Tally up how many lines in the listing below contain the string "this", and give only the total.

Data ▸
>>>>
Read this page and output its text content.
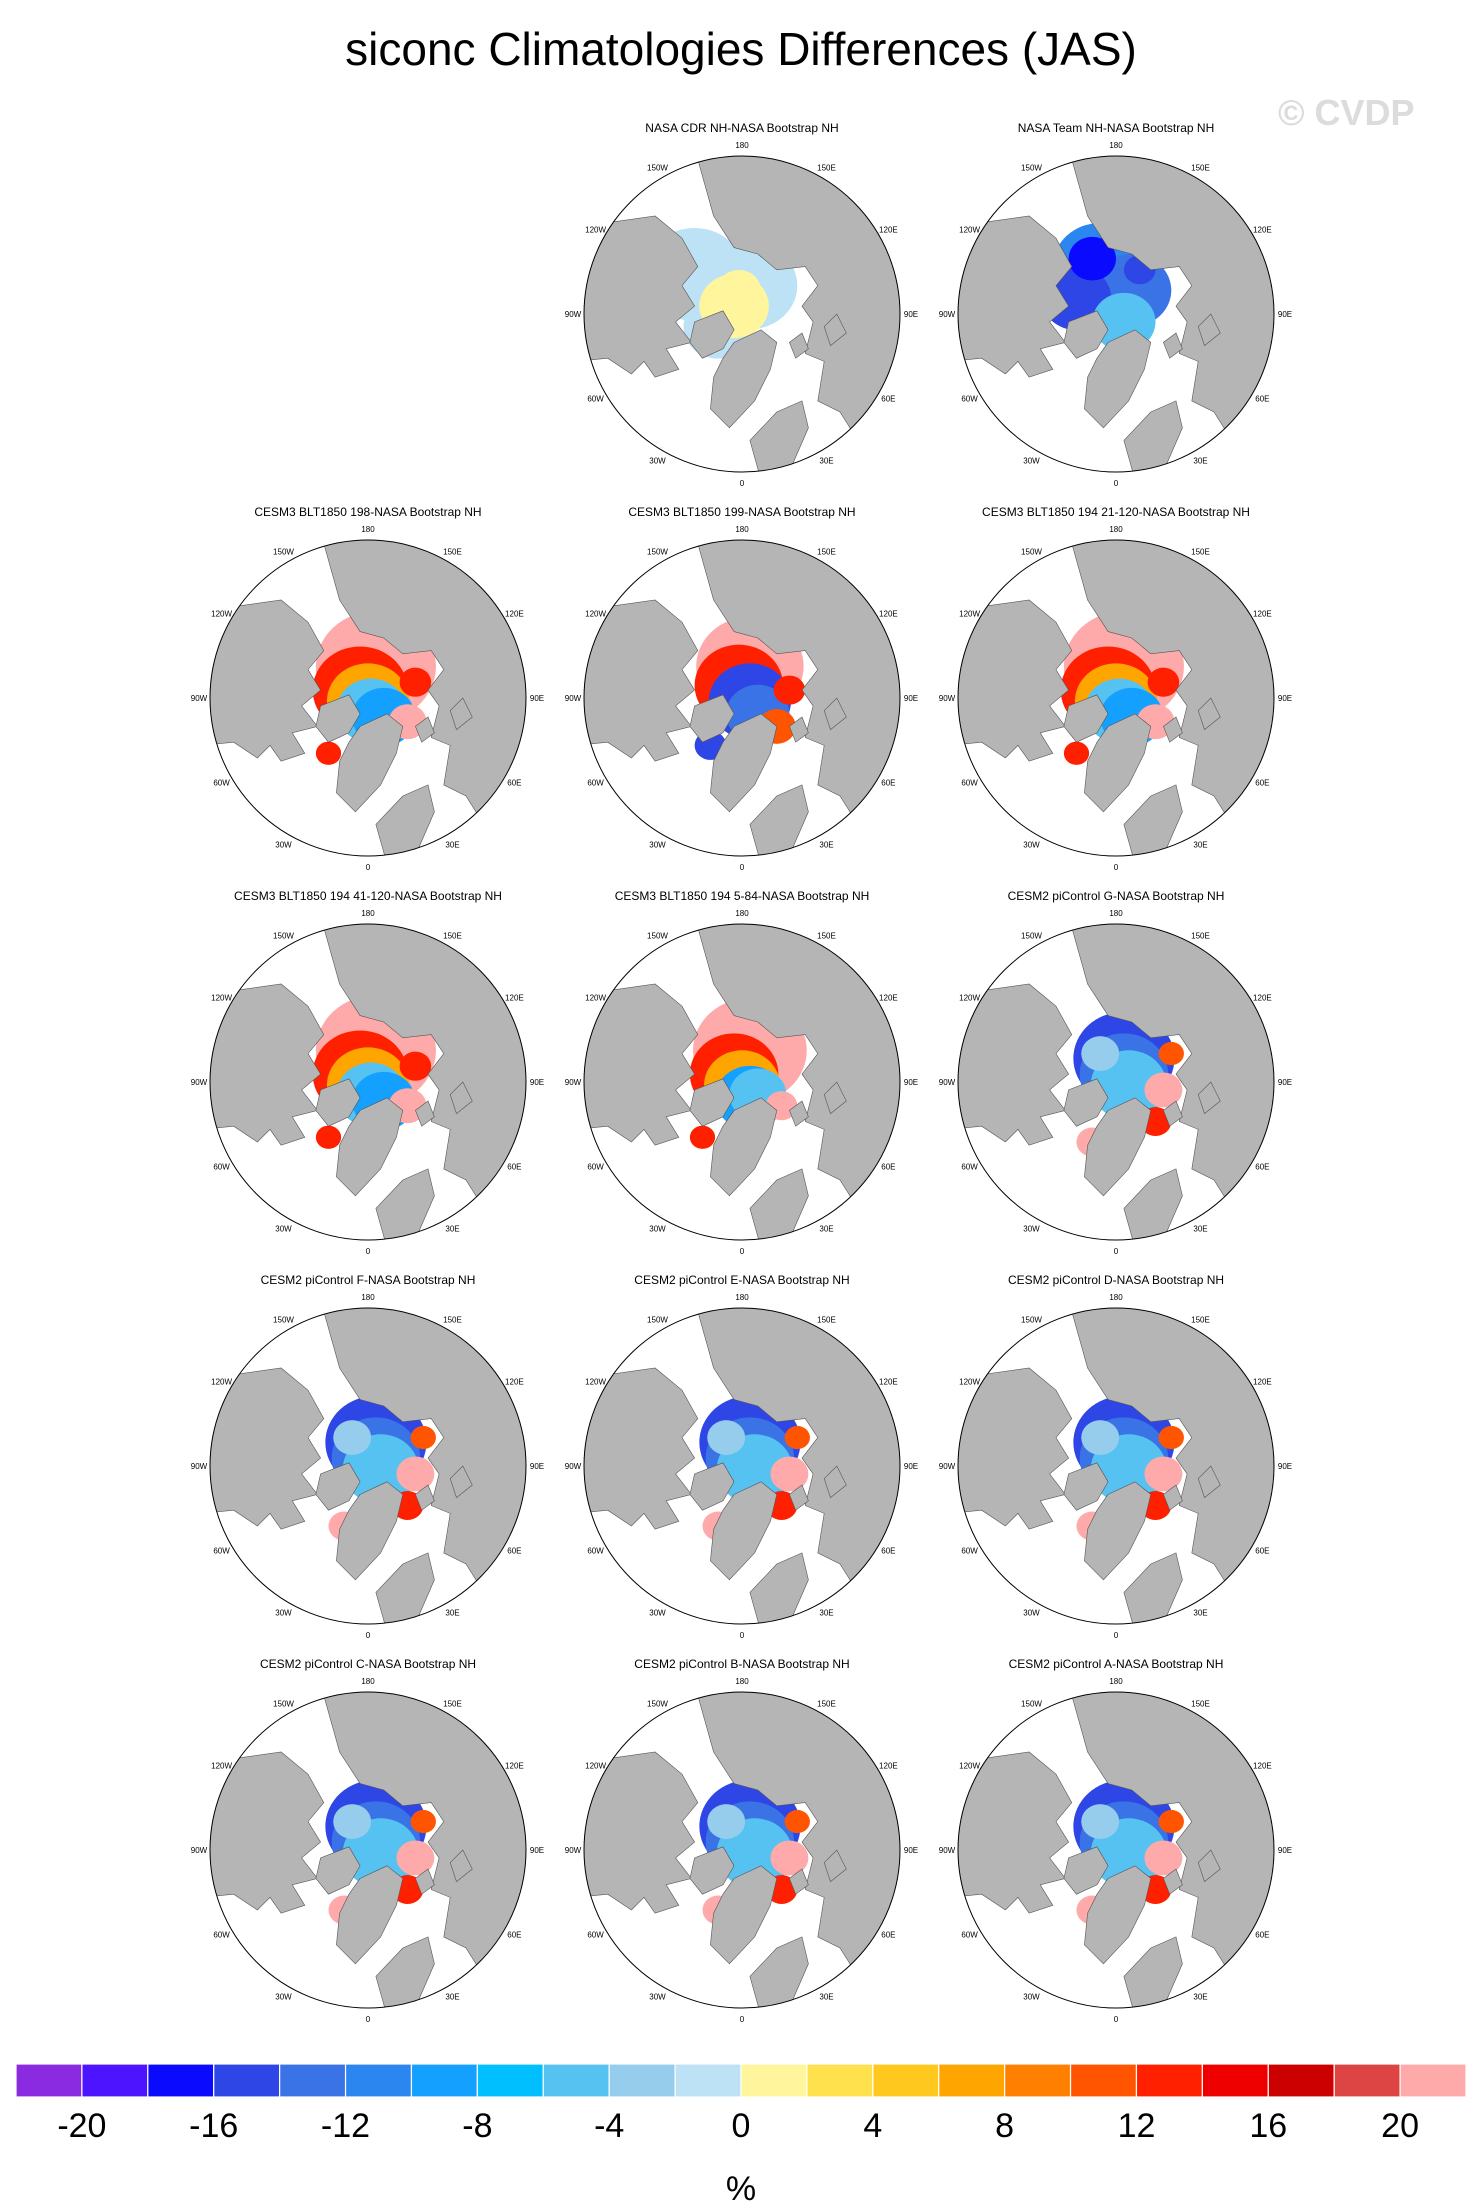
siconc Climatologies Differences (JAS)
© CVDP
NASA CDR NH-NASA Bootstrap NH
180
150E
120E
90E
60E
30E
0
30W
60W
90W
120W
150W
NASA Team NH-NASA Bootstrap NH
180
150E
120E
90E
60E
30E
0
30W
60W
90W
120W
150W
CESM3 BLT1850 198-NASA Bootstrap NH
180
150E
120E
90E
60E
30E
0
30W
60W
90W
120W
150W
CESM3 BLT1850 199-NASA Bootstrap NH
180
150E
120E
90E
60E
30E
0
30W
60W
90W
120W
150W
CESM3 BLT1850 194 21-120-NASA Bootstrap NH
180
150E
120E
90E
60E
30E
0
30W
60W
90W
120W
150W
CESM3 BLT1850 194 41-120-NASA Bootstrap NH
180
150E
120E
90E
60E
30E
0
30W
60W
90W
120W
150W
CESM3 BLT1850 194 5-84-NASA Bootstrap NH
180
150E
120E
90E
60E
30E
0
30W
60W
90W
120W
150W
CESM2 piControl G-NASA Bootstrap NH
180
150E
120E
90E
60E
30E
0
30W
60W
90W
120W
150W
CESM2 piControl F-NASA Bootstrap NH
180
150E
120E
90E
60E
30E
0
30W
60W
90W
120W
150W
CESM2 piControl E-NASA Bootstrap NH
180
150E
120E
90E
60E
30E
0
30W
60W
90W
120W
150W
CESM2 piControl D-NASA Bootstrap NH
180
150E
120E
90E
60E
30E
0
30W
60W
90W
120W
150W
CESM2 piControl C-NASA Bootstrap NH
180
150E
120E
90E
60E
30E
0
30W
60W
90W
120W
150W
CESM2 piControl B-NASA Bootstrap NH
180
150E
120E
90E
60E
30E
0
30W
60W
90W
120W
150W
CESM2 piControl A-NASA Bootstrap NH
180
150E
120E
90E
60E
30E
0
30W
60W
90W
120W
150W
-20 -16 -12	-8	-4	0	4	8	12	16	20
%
<<<<
>>>>
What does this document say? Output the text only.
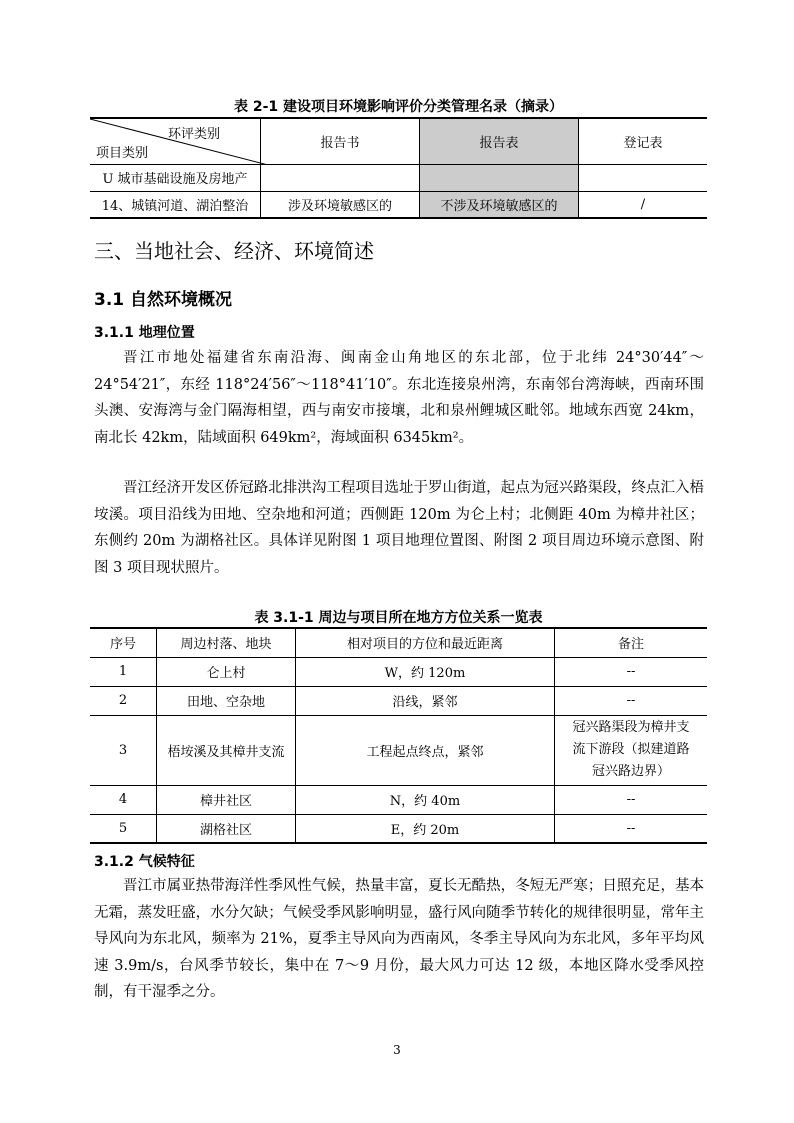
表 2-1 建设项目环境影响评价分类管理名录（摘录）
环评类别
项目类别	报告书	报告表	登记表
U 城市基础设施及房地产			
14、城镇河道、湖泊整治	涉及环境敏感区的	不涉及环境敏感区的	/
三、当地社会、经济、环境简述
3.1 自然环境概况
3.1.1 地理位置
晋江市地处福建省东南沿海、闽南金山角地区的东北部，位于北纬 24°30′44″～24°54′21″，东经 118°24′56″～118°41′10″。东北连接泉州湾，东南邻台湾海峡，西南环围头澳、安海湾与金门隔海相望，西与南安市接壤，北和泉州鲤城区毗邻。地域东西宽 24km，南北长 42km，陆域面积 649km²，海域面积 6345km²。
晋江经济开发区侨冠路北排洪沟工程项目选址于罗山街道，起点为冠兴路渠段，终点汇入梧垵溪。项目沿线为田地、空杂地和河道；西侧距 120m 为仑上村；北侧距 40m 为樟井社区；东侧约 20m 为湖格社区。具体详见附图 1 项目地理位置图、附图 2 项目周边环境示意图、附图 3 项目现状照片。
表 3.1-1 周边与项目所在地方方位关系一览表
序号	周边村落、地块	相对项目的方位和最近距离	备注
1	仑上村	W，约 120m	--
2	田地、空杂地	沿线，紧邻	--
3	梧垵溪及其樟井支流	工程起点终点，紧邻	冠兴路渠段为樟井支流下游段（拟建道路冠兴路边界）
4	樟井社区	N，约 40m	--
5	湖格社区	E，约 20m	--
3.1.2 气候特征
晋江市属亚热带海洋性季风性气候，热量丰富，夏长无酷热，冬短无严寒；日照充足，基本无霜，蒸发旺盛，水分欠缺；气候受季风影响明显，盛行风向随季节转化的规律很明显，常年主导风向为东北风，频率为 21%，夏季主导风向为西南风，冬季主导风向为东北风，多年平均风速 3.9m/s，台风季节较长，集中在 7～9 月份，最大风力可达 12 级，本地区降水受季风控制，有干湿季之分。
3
<<<<
Solved problem ▸
2